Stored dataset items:
□ □ □ □ □

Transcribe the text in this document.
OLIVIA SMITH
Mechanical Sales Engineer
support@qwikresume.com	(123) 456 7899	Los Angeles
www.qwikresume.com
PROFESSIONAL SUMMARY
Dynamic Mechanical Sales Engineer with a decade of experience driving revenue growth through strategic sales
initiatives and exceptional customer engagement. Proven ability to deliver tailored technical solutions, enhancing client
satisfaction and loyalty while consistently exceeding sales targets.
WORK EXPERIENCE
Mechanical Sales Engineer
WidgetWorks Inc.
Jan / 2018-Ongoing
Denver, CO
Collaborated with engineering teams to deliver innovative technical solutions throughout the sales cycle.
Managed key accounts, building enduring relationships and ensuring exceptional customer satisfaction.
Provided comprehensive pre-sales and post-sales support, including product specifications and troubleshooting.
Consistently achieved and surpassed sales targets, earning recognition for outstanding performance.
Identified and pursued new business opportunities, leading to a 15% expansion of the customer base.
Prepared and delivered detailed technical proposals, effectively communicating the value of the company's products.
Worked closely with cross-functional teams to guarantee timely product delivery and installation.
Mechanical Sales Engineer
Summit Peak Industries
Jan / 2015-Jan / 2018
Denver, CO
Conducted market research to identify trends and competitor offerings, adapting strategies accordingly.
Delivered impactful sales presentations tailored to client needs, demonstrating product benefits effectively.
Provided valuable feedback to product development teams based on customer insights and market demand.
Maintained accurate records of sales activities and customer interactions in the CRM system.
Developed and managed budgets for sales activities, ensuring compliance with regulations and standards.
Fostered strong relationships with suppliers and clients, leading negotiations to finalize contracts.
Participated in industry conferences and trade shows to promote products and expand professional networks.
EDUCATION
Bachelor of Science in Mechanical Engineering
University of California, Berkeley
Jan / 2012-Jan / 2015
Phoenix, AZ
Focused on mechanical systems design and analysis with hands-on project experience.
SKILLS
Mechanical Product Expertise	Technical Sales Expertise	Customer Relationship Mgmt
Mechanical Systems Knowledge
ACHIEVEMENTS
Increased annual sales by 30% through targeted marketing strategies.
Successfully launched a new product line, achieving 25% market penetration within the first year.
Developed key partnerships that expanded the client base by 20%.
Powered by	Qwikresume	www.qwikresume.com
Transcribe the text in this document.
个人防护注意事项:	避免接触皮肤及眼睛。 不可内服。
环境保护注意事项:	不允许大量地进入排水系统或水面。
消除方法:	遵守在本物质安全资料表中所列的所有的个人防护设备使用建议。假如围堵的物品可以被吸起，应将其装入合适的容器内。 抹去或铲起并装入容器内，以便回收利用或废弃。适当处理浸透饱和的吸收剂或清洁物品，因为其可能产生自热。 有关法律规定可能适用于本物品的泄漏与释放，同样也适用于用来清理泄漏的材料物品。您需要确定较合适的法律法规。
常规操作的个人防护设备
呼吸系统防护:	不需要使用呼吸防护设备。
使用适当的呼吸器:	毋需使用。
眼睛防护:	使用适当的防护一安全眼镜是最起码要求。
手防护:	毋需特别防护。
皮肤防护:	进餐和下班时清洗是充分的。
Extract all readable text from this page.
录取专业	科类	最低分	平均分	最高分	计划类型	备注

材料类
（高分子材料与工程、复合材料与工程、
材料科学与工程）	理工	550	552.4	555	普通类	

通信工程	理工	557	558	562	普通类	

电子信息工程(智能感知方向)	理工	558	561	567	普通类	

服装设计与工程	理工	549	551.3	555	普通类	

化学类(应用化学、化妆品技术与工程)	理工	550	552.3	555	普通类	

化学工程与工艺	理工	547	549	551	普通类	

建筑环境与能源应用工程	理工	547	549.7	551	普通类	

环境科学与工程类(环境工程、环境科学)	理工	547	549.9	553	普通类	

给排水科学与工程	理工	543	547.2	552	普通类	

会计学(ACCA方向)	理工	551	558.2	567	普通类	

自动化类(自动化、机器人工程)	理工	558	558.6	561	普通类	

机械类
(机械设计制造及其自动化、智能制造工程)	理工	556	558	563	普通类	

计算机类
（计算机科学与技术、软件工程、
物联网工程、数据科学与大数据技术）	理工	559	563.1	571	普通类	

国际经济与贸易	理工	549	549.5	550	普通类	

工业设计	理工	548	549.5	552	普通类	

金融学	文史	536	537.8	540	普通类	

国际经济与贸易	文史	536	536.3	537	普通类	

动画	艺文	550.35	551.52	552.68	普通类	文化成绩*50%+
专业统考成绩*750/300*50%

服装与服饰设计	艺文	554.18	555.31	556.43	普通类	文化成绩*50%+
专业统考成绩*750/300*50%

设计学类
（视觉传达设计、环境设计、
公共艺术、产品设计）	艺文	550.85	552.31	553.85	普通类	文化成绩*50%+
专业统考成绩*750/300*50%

□ □ □ □ □

All of the data needs to be reproduced exactly, with no line missing.

- Complete answer:
Transcribe the text in this document.
OLIVIA SMITH
Mechanical Sales Engineer
support@qwikresume.com	(123) 456 7899	Los Angeles
www.qwikresume.com
PROFESSIONAL SUMMARY
Dynamic Mechanical Sales Engineer with a decade of experience driving revenue growth through strategic sales
initiatives and exceptional customer engagement. Proven ability to deliver tailored technical solutions, enhancing client
satisfaction and loyalty while consistently exceeding sales targets.
WORK EXPERIENCE
Mechanical Sales Engineer
WidgetWorks Inc.
Jan / 2018-Ongoing
Denver, CO
Collaborated with engineering teams to deliver innovative technical solutions throughout the sales cycle.
Managed key accounts, building enduring relationships and ensuring exceptional customer satisfaction.
Provided comprehensive pre-sales and post-sales support, including product specifications and troubleshooting.
Consistently achieved and surpassed sales targets, earning recognition for outstanding performance.
Identified and pursued new business opportunities, leading to a 15% expansion of the customer base.
Prepared and delivered detailed technical proposals, effectively communicating the value of the company's products.
Worked closely with cross-functional teams to guarantee timely product delivery and installation.
Mechanical Sales Engineer
Summit Peak Industries
Jan / 2015-Jan / 2018
Denver, CO
Conducted market research to identify trends and competitor offerings, adapting strategies accordingly.
Delivered impactful sales presentations tailored to client needs, demonstrating product benefits effectively.
Provided valuable feedback to product development teams based on customer insights and market demand.
Maintained accurate records of sales activities and customer interactions in the CRM system.
Developed and managed budgets for sales activities, ensuring compliance with regulations and standards.
Fostered strong relationships with suppliers and clients, leading negotiations to finalize contracts.
Participated in industry conferences and trade shows to promote products and expand professional networks.
EDUCATION
Bachelor of Science in Mechanical Engineering
University of California, Berkeley
Jan / 2012-Jan / 2015
Phoenix, AZ
Focused on mechanical systems design and analysis with hands-on project experience.
SKILLS
Mechanical Product Expertise	Technical Sales Expertise	Customer Relationship Mgmt
Mechanical Systems Knowledge
ACHIEVEMENTS
Increased annual sales by 30% through targeted marketing strategies.
Successfully launched a new product line, achieving 25% market penetration within the first year.
Developed key partnerships that expanded the client base by 20%.
Powered by	Qwikresume	www.qwikresume.com
Transcribe the text in this document.
个人防护注意事项:	避免接触皮肤及眼睛。 不可内服。
环境保护注意事项:	不允许大量地进入排水系统或水面。
消除方法:	遵守在本物质安全资料表中所列的所有的个人防护设备使用建议。假如围堵的物品可以被吸起，应将其装入合适的容器内。 抹去或铲起并装入容器内，以便回收利用或废弃。适当处理浸透饱和的吸收剂或清洁物品，因为其可能产生自热。 有关法律规定可能适用于本物品的泄漏与释放，同样也适用于用来清理泄漏的材料物品。您需要确定较合适的法律法规。
常规操作的个人防护设备
呼吸系统防护:	不需要使用呼吸防护设备。
使用适当的呼吸器:	毋需使用。
眼睛防护:	使用适当的防护一安全眼镜是最起码要求。
手防护:	毋需特别防护。
皮肤防护:	进餐和下班时清洗是充分的。
Extract all readable text from this page.
录取专业	科类	最低分	平均分	最高分	计划类型	备注

材料类
（高分子材料与工程、复合材料与工程、
材料科学与工程）	理工	550	552.4	555	普通类	

通信工程	理工	557	558	562	普通类	

电子信息工程(智能感知方向)	理工	558	561	567	普通类	

服装设计与工程	理工	549	551.3	555	普通类	

化学类(应用化学、化妆品技术与工程)	理工	550	552.3	555	普通类	

化学工程与工艺	理工	547	549	551	普通类	

建筑环境与能源应用工程	理工	547	549.7	551	普通类	

环境科学与工程类(环境工程、环境科学)	理工	547	549.9	553	普通类	

给排水科学与工程	理工	543	547.2	552	普通类	

会计学(ACCA方向)	理工	551	558.2	567	普通类	

自动化类(自动化、机器人工程)	理工	558	558.6	561	普通类	

机械类
(机械设计制造及其自动化、智能制造工程)	理工	556	558	563	普通类	

计算机类
（计算机科学与技术、软件工程、
物联网工程、数据科学与大数据技术）	理工	559	563.1	571	普通类	

国际经济与贸易	理工	549	549.5	550	普通类	

工业设计	理工	548	549.5	552	普通类	

金融学	文史	536	537.8	540	普通类	

国际经济与贸易	文史	536	536.3	537	普通类	

动画	艺文	550.35	551.52	552.68	普通类	文化成绩*50%+
专业统考成绩*750/300*50%

服装与服饰设计	艺文	554.18	555.31	556.43	普通类	文化成绩*50%+
专业统考成绩*750/300*50%

设计学类
（视觉传达设计、环境设计、
公共艺术、产品设计）	艺文	550.85	552.31	553.85	普通类	文化成绩*50%+
专业统考成绩*750/300*50%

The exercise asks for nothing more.